= What you should do =
Please arrange the lines from the very first one through the line containing "UI element localization: list", both included, as a Markdown table with the columns Row and Line. Skip blank lines and leave the pictures out.

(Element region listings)
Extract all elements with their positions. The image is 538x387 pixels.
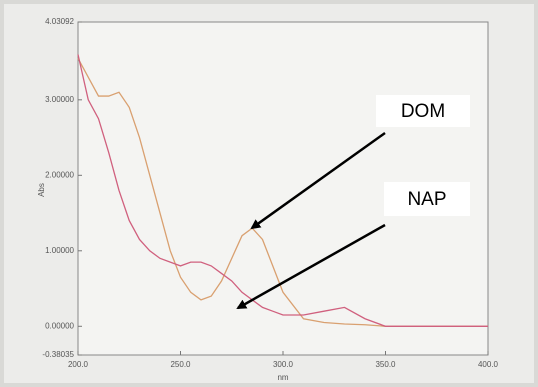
chart: -0.38035 0.00000 1.00000 2.00000 3.00000 4.03… xyxy=(0,0,538,387)
x-tick-label: 300.0 xyxy=(273,360,294,369)
y-tick-label: 2.00000 xyxy=(45,170,74,179)
x-tick-label: 350.0 xyxy=(375,360,396,369)
x-tick-label: 400.0 xyxy=(478,360,499,369)
annotation: DOM xyxy=(401,101,445,122)
page: {"chart_data": {"type": "line", "x_label… xyxy=(0,0,538,387)
y-tick-label: -0.38035 xyxy=(42,350,74,359)
y-axis-label: Abs xyxy=(37,183,46,197)
y-tick-label: 0.00000 xyxy=(45,321,74,330)
y-tick-label: 1.00000 xyxy=(45,246,74,255)
x-tick-label: 250.0 xyxy=(170,360,191,369)
x-axis-label: nm xyxy=(277,373,288,382)
annotation: NAP xyxy=(407,189,446,210)
y-tick-label: 4.03092 xyxy=(45,17,74,26)
x-tick-label: 200.0 xyxy=(68,360,89,369)
y-tick-label: 3.00000 xyxy=(45,95,74,104)
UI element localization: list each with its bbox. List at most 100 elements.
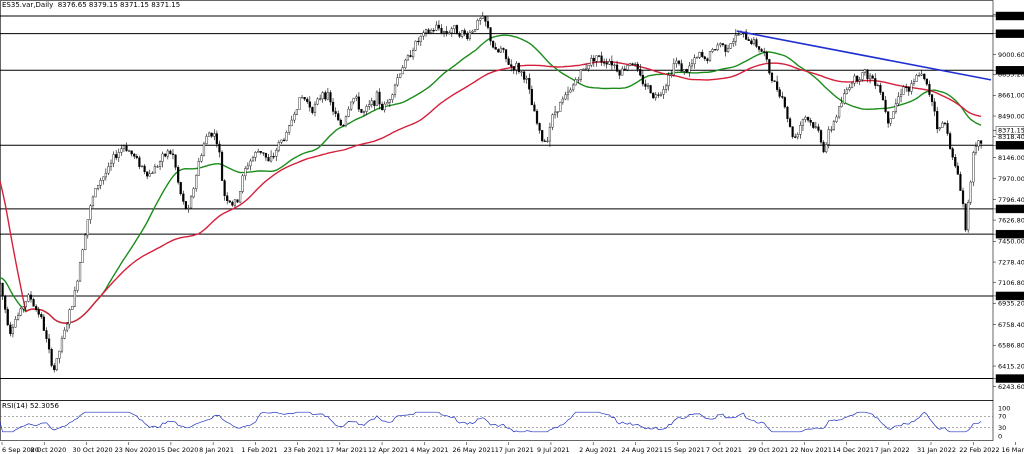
candle-body [174,154,177,168]
candle-body [91,196,95,207]
candle-body [239,191,242,203]
candle-body [27,294,30,302]
candle-body [497,49,500,53]
candle-body [476,20,479,30]
candle-body [458,33,461,37]
price-tick-label: 9173.67 [998,30,1024,38]
candle-body [430,29,433,34]
candle-body [99,180,102,186]
candle-body [600,55,603,63]
candle-body [884,99,887,112]
candle-body [35,306,38,310]
time-tick-label: 1 Feb 2021 [241,446,277,454]
candle-body [863,69,867,73]
candle-body [378,91,381,105]
price-tick-label: 7278.40 [998,258,1024,266]
price-tick-label: 7970.00 [998,175,1024,183]
candles [0,11,983,373]
candle-body [324,92,327,100]
candle-body [910,83,913,92]
candle-body [721,43,725,45]
candle-body [138,157,141,167]
candle-body [515,63,518,71]
candle-body [644,83,647,87]
price-tick-label: 7626.80 [998,216,1024,224]
time-tick-label: 8 Jan 2021 [199,446,234,454]
candle-body [24,301,27,308]
candle-body [373,100,376,106]
candle-body [308,101,311,108]
candle-body [734,34,737,42]
candle-body [685,68,688,73]
candle-body [417,40,420,43]
candle-body [783,97,786,108]
candle-body [89,205,92,220]
candle-body [579,69,583,80]
candle-body [192,188,195,198]
price-tick-label: 8490.00 [998,112,1024,120]
candle-body [164,153,167,157]
candle-body [171,153,175,156]
candle-body [698,52,701,58]
candle-body [133,153,136,157]
price-tick-label: 7450.00 [998,238,1024,246]
candle-body [94,188,97,198]
price-label-box [995,291,1024,301]
price-label-box [995,229,1024,239]
time-tick-label: 7 Jan 2022 [875,446,910,454]
candle-body [703,56,706,59]
candle-body [561,98,564,103]
candle-body [967,202,970,231]
candle-body [55,358,58,371]
candle-body [259,151,262,153]
candle-body [104,172,107,178]
candle-body [442,31,446,34]
candle-body [370,100,373,105]
candle-body [313,103,317,113]
price-tick-label: 7719.15 [998,205,1024,213]
time-tick-label: 14 Dec 2021 [833,446,875,454]
time-tick-label: 16 Mar 2022 [1001,446,1024,454]
candle-body [726,48,730,52]
candle-body [58,350,61,359]
candle-body [277,142,280,151]
candle-body [546,140,549,143]
candle-body [936,111,939,130]
candle-body [246,165,249,169]
time-tick-label: 15 Sep 2021 [664,446,705,454]
candle-body [435,24,438,31]
candle-body [337,113,340,121]
candle-body [949,133,952,149]
candle-body [757,46,761,50]
candle-body [419,35,422,42]
candle-body [535,110,539,124]
candle-body [830,129,833,131]
candle-body [510,64,513,67]
candle-body [502,47,505,50]
candle-body [732,41,735,44]
candle-body [228,200,231,203]
price-tick-label: 8247.59 [998,142,1024,150]
candle-body [153,166,157,174]
time-tick-label: 2 Aug 2021 [579,446,617,454]
candle-body [375,91,379,106]
time-tick-label: 17 Mar 2021 [326,446,367,454]
candle-body [541,130,544,142]
candle-body [357,96,360,110]
candle-body [827,129,830,145]
candle-body [166,150,169,157]
rsi-tick-label: 0 [998,432,1002,440]
candle-body [807,116,810,121]
candle-body [711,49,714,52]
candle-body [652,92,655,99]
candle-body [334,111,337,114]
candle-body [610,61,613,66]
candle-body [463,30,466,35]
candle-body [409,55,412,58]
symbol-label: ES35.var,Daily [2,1,54,9]
price-axis: 9332.459320.179173.679000.608870.218835.… [993,11,1024,391]
candle-body [626,65,629,70]
time-tick-label: 6 Sep 2020 [2,446,39,454]
sma-slow-line [0,61,982,324]
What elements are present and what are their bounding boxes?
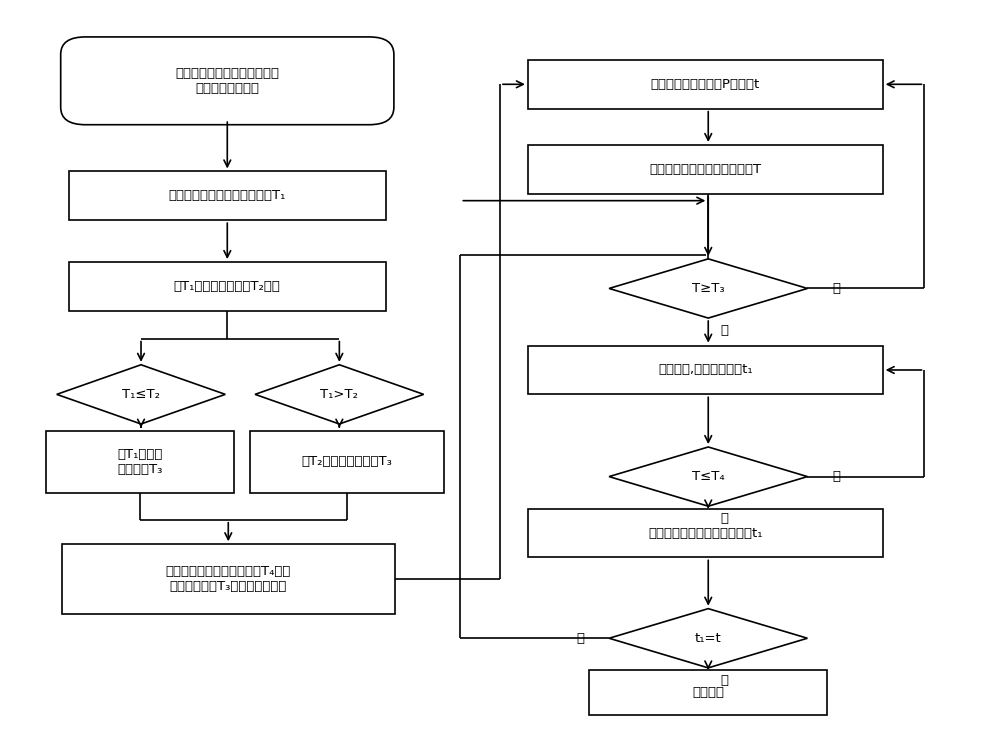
Text: T₁≤T₂: T₁≤T₂ bbox=[122, 388, 160, 401]
Bar bbox=[69, 172, 386, 220]
Polygon shape bbox=[255, 365, 424, 424]
Bar bbox=[589, 670, 827, 715]
Bar bbox=[46, 430, 234, 493]
Text: 是: 是 bbox=[720, 512, 728, 526]
Text: 以组织细胞不可逆死亡温度T₄为下
限阈值温度，T₃为上限阈值温度: 以组织细胞不可逆死亡温度T₄为下 限阈值温度，T₃为上限阈值温度 bbox=[166, 565, 291, 593]
Text: 继续消融，叠加记录消融时间t₁: 继续消融，叠加记录消融时间t₁ bbox=[648, 526, 763, 539]
Text: 开始消融，设置功率P和时间t: 开始消融，设置功率P和时间t bbox=[651, 78, 760, 91]
Text: 获取消融针能量辐射点处温度T: 获取消融针能量辐射点处温度T bbox=[649, 163, 761, 176]
Text: 获得最大吸热速率对应的温度T₁: 获得最大吸热速率对应的温度T₁ bbox=[169, 189, 286, 202]
Text: T≤T₄: T≤T₄ bbox=[692, 470, 725, 483]
Polygon shape bbox=[57, 365, 225, 424]
Text: t₁=t: t₁=t bbox=[695, 632, 722, 645]
Text: 暂停消融,记录消融时间t₁: 暂停消融,记录消融时间t₁ bbox=[658, 364, 753, 377]
Polygon shape bbox=[609, 447, 807, 507]
Text: 是: 是 bbox=[720, 324, 728, 337]
Text: T≥T₃: T≥T₃ bbox=[692, 282, 725, 295]
Bar bbox=[528, 145, 883, 194]
Polygon shape bbox=[609, 259, 807, 318]
Text: 否: 否 bbox=[832, 282, 840, 295]
Text: 是: 是 bbox=[720, 674, 728, 687]
FancyBboxPatch shape bbox=[61, 37, 394, 125]
Bar bbox=[250, 430, 444, 493]
Text: 通过差示扫描量热法对组织进
行吸热速率的分析: 通过差示扫描量热法对组织进 行吸热速率的分析 bbox=[175, 67, 279, 95]
Bar bbox=[528, 60, 883, 108]
Text: 否: 否 bbox=[832, 470, 840, 483]
Text: 否: 否 bbox=[576, 632, 584, 645]
Bar bbox=[528, 509, 883, 557]
Text: T₁>T₂: T₁>T₂ bbox=[320, 388, 358, 401]
Text: 以T₁为上限
阈值温度T₃: 以T₁为上限 阈值温度T₃ bbox=[117, 448, 163, 476]
Bar bbox=[528, 345, 883, 394]
Polygon shape bbox=[609, 608, 807, 668]
Text: 结束消融: 结束消融 bbox=[692, 686, 724, 699]
Text: 将T₁与组织碳化温度T₂对比: 将T₁与组织碳化温度T₂对比 bbox=[174, 280, 281, 293]
Bar bbox=[62, 544, 395, 614]
Text: 以T₂为上限阈值温度T₃: 以T₂为上限阈值温度T₃ bbox=[302, 455, 393, 468]
Bar bbox=[69, 262, 386, 311]
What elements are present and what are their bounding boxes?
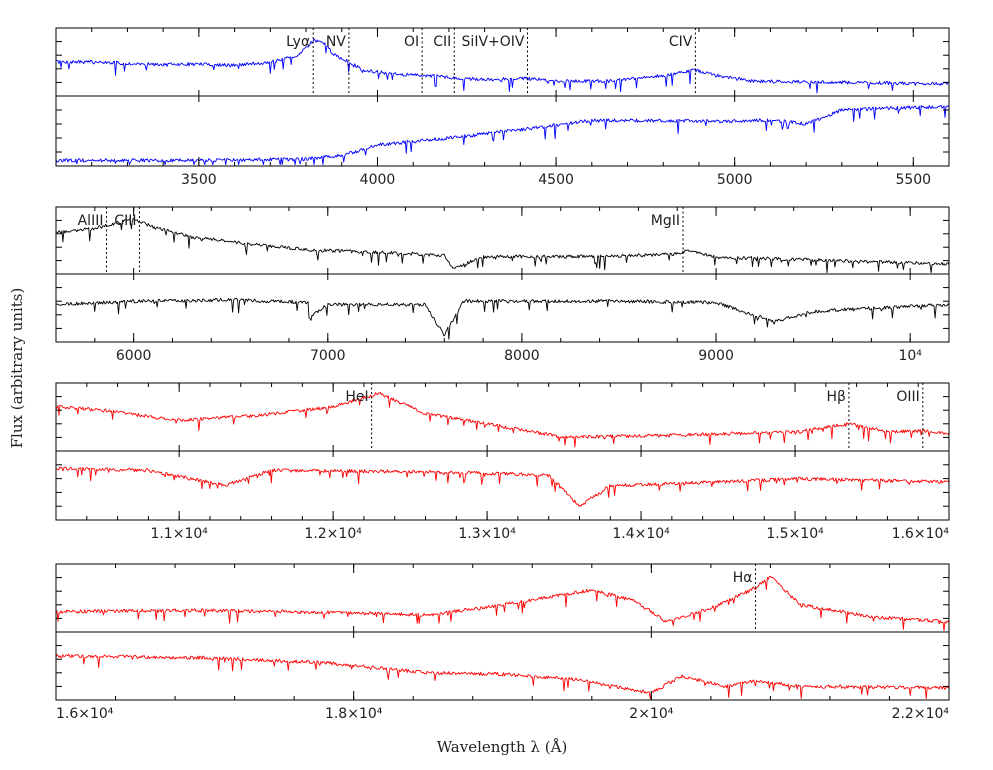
x-tick-label: 9000 bbox=[698, 348, 734, 364]
panel-1: 3500 4000 4500 5000 5500 Lyα NV OI CII SiIV+OIV CI… bbox=[55, 27, 950, 188]
line-label: CII bbox=[433, 34, 451, 50]
panel-3: 1.1×10⁴ 1.2×10⁴ 1.3×10⁴ 1.4×10⁴ 1.5×10⁴ 1.6×1… bbox=[55, 382, 950, 542]
x-tick-label: 1.1×10⁴ bbox=[150, 526, 208, 542]
x-tick-label: 5000 bbox=[717, 172, 753, 188]
line-label: Lyα bbox=[286, 34, 310, 50]
line-label: NV bbox=[326, 34, 346, 50]
x-tick-label: 4000 bbox=[360, 172, 396, 188]
spectrum-trace-1 bbox=[55, 575, 950, 632]
panel-2: 6000 7000 8000 9000 10⁴ AlIII CIII MgII bbox=[55, 206, 950, 364]
x-tick-label: 2.2×10⁴ bbox=[892, 706, 950, 722]
y-axis-label: Flux (arbitrary units) bbox=[8, 288, 26, 449]
x-tick-label: 1.6×10⁴ bbox=[892, 526, 950, 542]
x-tick-label: 8000 bbox=[504, 348, 540, 364]
line-label: OIII bbox=[896, 389, 919, 405]
panel-frame bbox=[55, 27, 950, 167]
line-label: SiIV+OIV bbox=[462, 34, 525, 50]
x-tick-label: 1.2×10⁴ bbox=[304, 526, 362, 542]
x-tick-label: 1.6×10⁴ bbox=[56, 706, 114, 722]
x-tick-label: 6000 bbox=[116, 348, 152, 364]
x-tick-label: 2×10⁴ bbox=[629, 706, 673, 722]
x-tick-label: 4500 bbox=[538, 172, 574, 188]
x-tick-label: 10⁴ bbox=[898, 348, 922, 364]
x-tick-label: 1.8×10⁴ bbox=[325, 706, 383, 722]
line-label: AlIII bbox=[78, 213, 104, 229]
x-tick-label: 1.3×10⁴ bbox=[458, 526, 516, 542]
line-label: MgII bbox=[651, 213, 680, 229]
spectrum-trace-2 bbox=[55, 297, 950, 340]
panels: 3500 4000 4500 5000 5500 Lyα NV OI CII SiIV+OIV CI… bbox=[55, 27, 950, 722]
x-tick-label: 5500 bbox=[895, 172, 931, 188]
spectrum-trace-2 bbox=[55, 466, 950, 507]
x-axis-label: Wavelength λ (Å) bbox=[437, 738, 568, 756]
x-tick-label: 3500 bbox=[181, 172, 217, 188]
x-tick-label: 1.4×10⁴ bbox=[612, 526, 670, 542]
spectrum-trace-1 bbox=[55, 38, 950, 94]
line-label: Hβ bbox=[826, 389, 845, 405]
line-label: OI bbox=[404, 34, 419, 50]
spectrum-trace-2 bbox=[55, 104, 950, 166]
spectrum-trace-2 bbox=[55, 653, 950, 700]
x-tick-label: 1.5×10⁴ bbox=[766, 526, 824, 542]
line-label: CIV bbox=[669, 34, 693, 50]
line-label: Hα bbox=[733, 570, 753, 586]
line-label: HeI bbox=[345, 389, 368, 405]
line-label: CIII bbox=[114, 213, 136, 229]
x-tick-label: 7000 bbox=[310, 348, 346, 364]
spectrum-trace-1 bbox=[55, 391, 950, 448]
panel-4: 1.6×10⁴ 1.8×10⁴ 2×10⁴ 2.2×10⁴ Hα bbox=[55, 563, 950, 722]
spectrum-trace-1 bbox=[55, 217, 950, 274]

= The reply =
| Row | Line |
|---|---|
| 1 | Extract all elements with their positions. The image is 538x387 pixels. |
| 2 | chart: -0.38035 0.00000 1.00000 2.00000 3.00000 4.03… xyxy=(0,0,538,387) |
| 3 | x-tick-label: 300.0 xyxy=(273,360,294,369) |
| 4 | y-tick-label: 2.00000 xyxy=(45,170,74,179) |
| 5 | x-tick-label: 350.0 xyxy=(375,360,396,369) |
| 6 | x-tick-label: 400.0 xyxy=(478,360,499,369) |
| 7 | annotation: DOM xyxy=(401,101,445,122) |
| 8 | page: {"chart_data": {"type": "line", "x_label… xyxy=(0,0,538,387) |
| 9 | y-tick-label: -0.38035 xyxy=(42,350,74,359) |
| 10 | y-axis-label: Abs xyxy=(37,183,46,197) |
| 11 | y-tick-label: 0.00000 xyxy=(45,321,74,330) |
| 12 | y-tick-label: 1.00000 xyxy=(45,246,74,255) |
| 13 | x-tick-label: 250.0 xyxy=(170,360,191,369) |
| 14 | x-axis-label: nm xyxy=(277,373,288,382) |
| 15 | annotation: NAP xyxy=(407,189,446,210) |
| 16 | y-tick-label: 4.03092 xyxy=(45,17,74,26) |
| 17 | x-tick-label: 200.0 xyxy=(68,360,89,369) |
| 18 | y-tick-label: 3.00000 xyxy=(45,95,74,104) |
| 19 | UI element localization: list each with its bbox. List at most 100 elements. |